Extracted data:
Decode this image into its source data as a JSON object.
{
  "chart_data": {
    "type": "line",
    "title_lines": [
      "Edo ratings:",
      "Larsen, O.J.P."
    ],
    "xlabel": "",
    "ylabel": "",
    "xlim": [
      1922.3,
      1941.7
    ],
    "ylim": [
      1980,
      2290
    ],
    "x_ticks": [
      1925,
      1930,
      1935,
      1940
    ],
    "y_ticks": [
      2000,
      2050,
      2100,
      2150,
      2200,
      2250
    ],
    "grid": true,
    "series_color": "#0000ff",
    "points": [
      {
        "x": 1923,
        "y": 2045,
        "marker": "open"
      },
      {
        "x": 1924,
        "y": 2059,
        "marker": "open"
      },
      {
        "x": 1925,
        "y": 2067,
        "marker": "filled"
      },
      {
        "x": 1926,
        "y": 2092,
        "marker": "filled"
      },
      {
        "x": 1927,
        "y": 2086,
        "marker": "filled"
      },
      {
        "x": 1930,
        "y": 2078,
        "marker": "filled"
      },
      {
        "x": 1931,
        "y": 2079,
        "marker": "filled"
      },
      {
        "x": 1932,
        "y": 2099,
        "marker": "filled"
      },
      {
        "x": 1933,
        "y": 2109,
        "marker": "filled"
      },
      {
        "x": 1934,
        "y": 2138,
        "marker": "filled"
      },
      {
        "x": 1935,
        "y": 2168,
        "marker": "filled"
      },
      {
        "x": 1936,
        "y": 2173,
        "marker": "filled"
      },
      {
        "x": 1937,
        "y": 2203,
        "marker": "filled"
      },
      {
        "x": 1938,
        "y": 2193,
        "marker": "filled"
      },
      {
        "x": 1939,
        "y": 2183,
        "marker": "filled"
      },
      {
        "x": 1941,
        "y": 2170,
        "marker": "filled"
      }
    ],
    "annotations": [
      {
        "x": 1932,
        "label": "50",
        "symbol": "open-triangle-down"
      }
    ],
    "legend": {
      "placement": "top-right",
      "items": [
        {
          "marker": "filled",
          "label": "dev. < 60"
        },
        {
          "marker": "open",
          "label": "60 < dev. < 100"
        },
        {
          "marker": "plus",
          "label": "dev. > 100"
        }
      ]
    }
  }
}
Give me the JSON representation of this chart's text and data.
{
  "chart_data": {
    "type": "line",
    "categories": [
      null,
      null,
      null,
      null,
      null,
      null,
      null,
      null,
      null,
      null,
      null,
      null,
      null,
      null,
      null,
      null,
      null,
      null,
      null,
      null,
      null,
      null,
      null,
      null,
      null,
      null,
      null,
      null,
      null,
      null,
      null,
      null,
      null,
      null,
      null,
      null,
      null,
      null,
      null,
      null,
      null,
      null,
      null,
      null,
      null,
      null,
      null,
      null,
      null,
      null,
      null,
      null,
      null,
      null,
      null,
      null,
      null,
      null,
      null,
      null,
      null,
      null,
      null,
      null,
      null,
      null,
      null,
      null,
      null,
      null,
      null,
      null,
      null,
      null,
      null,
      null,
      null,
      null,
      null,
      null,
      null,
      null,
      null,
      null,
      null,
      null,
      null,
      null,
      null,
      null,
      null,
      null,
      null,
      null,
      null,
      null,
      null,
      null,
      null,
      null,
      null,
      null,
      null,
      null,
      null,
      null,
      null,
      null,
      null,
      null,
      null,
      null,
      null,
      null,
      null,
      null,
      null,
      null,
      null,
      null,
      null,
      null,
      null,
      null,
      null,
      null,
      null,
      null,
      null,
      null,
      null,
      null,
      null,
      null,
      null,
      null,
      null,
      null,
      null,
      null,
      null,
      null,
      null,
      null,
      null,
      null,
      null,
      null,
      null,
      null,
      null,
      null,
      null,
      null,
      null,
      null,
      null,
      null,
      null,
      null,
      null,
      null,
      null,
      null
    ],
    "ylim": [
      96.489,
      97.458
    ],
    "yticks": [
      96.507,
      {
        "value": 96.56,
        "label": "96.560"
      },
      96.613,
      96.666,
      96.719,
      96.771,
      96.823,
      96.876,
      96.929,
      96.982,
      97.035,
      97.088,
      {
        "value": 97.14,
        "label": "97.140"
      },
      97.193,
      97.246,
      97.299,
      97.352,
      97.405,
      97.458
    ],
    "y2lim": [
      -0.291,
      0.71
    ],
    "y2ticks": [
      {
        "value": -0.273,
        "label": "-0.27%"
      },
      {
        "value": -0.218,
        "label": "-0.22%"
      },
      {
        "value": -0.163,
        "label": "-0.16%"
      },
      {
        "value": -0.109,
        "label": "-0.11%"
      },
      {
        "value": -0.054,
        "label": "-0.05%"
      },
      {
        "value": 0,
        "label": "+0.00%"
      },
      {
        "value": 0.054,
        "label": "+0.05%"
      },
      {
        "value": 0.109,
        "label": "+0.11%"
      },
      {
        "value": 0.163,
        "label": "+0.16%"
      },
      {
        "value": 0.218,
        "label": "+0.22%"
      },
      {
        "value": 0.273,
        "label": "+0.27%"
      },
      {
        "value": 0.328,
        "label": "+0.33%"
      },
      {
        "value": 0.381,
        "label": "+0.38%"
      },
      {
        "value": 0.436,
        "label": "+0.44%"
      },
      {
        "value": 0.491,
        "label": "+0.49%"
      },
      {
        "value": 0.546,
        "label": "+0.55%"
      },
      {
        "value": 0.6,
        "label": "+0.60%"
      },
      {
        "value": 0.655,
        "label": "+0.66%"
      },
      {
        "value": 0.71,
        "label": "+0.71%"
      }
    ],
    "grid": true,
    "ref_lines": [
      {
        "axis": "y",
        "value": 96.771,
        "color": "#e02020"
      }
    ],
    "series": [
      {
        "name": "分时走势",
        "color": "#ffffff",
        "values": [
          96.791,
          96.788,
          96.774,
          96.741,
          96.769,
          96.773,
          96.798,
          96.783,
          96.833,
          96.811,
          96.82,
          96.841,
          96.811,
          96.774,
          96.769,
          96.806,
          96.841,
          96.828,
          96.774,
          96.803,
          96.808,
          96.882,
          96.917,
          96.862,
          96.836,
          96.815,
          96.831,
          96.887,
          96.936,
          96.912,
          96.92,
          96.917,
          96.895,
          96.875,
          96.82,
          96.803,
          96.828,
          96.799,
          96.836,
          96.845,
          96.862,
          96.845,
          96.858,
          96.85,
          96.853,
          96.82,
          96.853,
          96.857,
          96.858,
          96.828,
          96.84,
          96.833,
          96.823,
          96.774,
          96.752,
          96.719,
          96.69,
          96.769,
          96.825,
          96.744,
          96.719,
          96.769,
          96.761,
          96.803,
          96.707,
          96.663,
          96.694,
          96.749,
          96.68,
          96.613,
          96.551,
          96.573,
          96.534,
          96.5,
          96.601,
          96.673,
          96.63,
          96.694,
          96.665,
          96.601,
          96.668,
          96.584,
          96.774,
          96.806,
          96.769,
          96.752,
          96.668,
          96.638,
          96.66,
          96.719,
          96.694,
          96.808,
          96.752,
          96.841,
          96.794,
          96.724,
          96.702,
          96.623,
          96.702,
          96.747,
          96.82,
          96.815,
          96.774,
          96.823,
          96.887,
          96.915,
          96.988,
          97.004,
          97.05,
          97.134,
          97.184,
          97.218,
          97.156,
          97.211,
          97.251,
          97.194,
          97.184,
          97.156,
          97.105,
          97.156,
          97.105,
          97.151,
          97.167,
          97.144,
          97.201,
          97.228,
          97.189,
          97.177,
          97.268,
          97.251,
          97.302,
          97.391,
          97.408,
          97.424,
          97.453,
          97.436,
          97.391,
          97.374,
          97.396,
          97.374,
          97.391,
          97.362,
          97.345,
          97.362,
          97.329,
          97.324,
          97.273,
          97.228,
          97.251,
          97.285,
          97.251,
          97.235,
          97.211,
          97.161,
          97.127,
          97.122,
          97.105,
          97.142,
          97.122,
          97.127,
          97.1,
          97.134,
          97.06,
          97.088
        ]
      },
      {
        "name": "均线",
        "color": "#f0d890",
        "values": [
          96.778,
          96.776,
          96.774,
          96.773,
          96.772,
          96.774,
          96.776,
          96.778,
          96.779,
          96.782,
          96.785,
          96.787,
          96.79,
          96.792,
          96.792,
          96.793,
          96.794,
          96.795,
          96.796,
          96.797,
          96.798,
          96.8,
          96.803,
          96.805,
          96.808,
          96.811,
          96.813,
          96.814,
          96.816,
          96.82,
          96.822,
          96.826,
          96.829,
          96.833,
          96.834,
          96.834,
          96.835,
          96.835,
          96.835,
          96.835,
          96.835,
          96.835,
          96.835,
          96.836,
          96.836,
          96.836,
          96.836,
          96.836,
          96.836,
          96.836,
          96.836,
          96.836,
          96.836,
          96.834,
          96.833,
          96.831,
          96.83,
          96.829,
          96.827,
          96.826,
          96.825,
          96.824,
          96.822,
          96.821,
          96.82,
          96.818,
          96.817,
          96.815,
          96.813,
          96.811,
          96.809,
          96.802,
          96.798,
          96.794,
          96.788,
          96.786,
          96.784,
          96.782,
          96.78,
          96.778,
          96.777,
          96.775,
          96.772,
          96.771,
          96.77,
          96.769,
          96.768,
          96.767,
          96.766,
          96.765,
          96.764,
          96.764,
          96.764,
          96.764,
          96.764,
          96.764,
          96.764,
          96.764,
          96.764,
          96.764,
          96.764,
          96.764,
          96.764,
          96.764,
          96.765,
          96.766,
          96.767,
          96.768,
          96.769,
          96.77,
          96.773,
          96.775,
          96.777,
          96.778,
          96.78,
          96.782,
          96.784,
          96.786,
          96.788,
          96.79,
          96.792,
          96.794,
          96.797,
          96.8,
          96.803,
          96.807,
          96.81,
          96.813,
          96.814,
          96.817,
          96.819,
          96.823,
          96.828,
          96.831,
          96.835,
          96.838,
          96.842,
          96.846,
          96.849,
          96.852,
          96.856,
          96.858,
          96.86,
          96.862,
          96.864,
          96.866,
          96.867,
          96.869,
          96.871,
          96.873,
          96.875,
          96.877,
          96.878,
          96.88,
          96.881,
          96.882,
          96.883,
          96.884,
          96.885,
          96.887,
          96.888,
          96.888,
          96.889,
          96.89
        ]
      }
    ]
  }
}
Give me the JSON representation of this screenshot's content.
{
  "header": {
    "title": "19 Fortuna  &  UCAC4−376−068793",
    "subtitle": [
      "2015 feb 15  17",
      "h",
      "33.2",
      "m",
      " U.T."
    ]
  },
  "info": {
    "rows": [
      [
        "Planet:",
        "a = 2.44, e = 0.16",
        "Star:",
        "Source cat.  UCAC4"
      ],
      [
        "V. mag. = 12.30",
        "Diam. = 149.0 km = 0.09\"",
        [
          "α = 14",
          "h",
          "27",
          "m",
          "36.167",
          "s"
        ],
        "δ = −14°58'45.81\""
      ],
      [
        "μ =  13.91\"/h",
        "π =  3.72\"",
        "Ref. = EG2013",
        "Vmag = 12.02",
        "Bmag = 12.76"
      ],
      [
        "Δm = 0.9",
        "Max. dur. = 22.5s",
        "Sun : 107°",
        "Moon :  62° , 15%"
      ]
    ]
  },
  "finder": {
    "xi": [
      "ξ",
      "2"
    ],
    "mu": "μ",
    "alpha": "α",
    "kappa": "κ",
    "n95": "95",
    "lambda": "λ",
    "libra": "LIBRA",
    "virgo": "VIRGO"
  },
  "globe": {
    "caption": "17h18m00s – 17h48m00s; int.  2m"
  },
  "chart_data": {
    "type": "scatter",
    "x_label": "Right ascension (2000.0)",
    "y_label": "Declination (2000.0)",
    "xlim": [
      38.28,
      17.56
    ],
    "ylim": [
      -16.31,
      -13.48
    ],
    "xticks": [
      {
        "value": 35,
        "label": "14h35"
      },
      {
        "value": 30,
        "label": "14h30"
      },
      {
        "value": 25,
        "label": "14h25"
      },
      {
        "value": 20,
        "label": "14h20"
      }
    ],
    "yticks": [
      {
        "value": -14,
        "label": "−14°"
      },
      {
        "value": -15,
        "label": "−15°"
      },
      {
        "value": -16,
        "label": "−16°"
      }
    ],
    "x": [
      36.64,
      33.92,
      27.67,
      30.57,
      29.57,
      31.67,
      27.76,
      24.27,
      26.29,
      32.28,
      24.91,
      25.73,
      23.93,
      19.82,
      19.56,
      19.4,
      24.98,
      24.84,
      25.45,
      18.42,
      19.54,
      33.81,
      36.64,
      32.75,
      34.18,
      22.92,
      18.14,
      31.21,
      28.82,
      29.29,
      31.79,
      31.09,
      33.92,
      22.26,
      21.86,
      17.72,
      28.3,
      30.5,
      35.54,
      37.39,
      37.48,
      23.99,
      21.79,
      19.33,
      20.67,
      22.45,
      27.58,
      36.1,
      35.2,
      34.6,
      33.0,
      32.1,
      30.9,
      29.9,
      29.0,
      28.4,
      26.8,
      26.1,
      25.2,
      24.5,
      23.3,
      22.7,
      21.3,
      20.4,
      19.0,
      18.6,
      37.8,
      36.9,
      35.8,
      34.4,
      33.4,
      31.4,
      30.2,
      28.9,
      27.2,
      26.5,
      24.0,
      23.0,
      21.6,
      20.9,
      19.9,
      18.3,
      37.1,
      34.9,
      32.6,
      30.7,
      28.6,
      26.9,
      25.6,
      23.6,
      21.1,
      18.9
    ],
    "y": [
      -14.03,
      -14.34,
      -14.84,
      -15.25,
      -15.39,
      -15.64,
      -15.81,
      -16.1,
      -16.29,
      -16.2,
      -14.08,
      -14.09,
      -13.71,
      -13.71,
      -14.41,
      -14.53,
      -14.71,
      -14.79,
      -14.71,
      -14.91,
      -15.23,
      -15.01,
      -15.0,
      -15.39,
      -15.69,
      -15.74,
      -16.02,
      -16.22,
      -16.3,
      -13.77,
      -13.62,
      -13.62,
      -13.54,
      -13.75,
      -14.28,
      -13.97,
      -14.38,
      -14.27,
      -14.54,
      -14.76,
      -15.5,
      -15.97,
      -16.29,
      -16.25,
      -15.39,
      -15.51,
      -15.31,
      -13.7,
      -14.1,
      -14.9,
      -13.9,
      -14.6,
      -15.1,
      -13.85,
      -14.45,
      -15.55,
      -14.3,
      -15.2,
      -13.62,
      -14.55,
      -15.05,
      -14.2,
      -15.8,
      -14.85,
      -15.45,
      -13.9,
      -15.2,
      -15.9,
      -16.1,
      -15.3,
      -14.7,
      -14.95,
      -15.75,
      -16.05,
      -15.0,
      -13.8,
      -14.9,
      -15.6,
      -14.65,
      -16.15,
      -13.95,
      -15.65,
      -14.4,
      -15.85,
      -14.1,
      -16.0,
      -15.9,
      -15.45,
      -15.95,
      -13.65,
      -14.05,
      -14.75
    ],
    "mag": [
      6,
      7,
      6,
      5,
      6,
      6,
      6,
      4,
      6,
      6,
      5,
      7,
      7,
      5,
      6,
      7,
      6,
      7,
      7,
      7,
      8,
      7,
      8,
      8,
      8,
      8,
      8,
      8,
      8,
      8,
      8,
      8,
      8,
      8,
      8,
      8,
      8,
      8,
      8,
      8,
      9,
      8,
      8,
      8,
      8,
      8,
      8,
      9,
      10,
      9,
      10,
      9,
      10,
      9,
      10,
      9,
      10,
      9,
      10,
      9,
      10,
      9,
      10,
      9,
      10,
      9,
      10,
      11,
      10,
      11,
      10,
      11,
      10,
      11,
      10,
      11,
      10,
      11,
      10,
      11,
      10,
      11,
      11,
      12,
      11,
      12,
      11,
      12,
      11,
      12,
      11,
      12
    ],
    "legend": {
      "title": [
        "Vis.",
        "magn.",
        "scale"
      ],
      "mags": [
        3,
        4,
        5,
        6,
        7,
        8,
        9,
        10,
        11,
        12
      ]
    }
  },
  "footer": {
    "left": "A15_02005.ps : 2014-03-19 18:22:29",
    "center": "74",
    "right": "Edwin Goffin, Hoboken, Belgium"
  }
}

What you will do: Copy every line of the listing containing the string "representation".

Worked answer:
Give me the JSON representation of this chart's text and data.
Give me the JSON representation of this screenshot's content.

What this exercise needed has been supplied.